(Dataset records)
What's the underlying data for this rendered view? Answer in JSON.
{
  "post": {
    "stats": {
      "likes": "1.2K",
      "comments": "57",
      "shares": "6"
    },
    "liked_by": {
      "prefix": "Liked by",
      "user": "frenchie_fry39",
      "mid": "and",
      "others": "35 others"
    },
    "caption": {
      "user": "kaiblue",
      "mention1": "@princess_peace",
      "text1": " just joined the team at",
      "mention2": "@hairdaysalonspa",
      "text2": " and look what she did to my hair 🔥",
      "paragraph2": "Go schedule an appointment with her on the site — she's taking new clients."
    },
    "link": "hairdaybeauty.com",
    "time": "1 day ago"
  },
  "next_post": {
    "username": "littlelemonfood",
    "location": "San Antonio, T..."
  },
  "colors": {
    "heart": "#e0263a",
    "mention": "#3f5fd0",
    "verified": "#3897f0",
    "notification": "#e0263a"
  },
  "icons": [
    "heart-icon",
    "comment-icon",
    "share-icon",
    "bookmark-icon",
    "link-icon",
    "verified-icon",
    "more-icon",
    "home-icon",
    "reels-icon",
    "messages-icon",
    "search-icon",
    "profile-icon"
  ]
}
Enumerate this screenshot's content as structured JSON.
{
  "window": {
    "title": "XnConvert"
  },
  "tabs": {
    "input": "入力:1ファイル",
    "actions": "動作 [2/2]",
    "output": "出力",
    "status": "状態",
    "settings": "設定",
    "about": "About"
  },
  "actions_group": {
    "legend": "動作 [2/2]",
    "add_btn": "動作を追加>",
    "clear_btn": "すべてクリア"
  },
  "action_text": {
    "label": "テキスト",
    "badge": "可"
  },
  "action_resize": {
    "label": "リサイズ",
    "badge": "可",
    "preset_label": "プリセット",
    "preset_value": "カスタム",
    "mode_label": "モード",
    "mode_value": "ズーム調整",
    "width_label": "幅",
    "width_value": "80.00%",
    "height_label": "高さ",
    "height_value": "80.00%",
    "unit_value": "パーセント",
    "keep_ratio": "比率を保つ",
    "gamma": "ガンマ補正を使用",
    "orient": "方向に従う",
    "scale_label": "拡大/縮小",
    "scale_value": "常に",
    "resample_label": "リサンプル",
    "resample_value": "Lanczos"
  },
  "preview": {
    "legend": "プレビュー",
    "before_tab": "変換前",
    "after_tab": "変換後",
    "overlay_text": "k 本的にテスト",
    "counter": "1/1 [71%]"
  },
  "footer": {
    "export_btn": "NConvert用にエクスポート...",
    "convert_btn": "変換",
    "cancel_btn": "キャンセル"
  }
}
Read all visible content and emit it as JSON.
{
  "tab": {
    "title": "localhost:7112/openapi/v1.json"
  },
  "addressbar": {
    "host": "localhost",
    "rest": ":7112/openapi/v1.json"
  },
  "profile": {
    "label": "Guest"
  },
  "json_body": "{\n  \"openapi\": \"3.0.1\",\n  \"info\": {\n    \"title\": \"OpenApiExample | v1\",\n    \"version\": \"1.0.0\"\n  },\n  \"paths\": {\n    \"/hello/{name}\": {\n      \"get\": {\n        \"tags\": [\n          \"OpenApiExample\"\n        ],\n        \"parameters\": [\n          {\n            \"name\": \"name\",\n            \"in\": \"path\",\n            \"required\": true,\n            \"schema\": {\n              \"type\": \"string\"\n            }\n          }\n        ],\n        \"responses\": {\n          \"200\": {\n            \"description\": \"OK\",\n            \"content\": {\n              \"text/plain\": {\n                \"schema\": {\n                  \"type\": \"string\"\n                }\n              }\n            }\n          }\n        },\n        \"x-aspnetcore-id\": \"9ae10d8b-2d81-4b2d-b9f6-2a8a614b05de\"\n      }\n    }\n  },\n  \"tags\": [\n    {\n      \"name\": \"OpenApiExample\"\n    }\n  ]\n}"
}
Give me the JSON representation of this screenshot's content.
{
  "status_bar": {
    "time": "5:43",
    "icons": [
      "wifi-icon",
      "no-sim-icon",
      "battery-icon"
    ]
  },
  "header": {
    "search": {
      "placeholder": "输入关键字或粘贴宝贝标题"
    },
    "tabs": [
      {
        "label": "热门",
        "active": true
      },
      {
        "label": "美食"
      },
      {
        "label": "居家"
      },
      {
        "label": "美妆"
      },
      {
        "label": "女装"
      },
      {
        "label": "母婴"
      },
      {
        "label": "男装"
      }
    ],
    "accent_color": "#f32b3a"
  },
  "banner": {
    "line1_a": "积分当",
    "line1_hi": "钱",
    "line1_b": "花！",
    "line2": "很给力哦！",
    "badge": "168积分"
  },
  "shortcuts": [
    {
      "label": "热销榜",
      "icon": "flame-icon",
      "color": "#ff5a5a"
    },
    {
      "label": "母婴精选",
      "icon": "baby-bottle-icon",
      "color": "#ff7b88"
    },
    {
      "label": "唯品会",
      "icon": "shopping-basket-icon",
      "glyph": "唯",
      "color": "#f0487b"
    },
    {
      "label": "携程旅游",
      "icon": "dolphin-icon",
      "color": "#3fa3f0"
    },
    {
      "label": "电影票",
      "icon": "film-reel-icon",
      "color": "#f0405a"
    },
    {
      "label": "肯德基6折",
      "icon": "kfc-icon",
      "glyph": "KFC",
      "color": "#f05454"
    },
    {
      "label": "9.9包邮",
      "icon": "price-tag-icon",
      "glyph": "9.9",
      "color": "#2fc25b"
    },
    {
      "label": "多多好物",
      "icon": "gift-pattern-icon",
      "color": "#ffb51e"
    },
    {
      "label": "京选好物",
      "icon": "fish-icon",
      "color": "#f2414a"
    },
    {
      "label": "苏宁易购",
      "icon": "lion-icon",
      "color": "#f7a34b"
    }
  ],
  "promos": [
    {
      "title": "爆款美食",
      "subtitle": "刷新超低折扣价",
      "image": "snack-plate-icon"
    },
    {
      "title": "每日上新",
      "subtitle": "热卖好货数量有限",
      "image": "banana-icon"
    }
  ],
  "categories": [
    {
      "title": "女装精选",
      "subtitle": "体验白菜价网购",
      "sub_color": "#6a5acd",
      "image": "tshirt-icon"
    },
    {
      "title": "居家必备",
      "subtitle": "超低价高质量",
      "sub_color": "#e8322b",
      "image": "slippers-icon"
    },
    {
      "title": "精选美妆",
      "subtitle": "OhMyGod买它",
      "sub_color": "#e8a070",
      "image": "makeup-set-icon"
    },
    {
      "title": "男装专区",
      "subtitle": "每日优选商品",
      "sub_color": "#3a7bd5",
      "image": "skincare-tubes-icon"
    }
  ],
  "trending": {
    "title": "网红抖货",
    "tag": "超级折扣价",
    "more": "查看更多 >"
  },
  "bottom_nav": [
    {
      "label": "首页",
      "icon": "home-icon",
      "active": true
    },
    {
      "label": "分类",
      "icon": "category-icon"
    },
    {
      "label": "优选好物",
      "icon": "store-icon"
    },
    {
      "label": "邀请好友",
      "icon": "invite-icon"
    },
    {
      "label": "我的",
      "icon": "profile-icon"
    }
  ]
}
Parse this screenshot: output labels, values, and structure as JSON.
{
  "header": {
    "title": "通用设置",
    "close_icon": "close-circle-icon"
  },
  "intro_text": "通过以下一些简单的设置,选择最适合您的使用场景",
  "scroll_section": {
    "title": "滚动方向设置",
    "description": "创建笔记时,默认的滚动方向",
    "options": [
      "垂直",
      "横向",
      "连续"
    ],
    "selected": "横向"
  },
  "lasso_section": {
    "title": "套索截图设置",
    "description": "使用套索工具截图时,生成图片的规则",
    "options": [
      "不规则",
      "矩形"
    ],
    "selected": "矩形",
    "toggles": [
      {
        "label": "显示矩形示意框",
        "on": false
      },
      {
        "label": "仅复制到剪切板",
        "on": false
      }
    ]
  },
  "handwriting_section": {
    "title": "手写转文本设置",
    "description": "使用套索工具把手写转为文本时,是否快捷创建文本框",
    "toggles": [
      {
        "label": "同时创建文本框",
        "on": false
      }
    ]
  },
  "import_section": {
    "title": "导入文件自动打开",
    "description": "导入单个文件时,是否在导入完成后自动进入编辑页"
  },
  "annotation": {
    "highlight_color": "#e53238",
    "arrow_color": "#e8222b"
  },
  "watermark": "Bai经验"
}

Set problem: Find the string "subtitle" in the records, then copy each line where it occurs.

Worked solution:
      "subtitle": "刷新超低折扣价",
      "subtitle": "热卖好货数量有限",
      "subtitle": "体验白菜价网购",
      "subtitle": "超低价高质量",
      "subtitle": "OhMyGod买它",
      "subtitle": "每日优选商品",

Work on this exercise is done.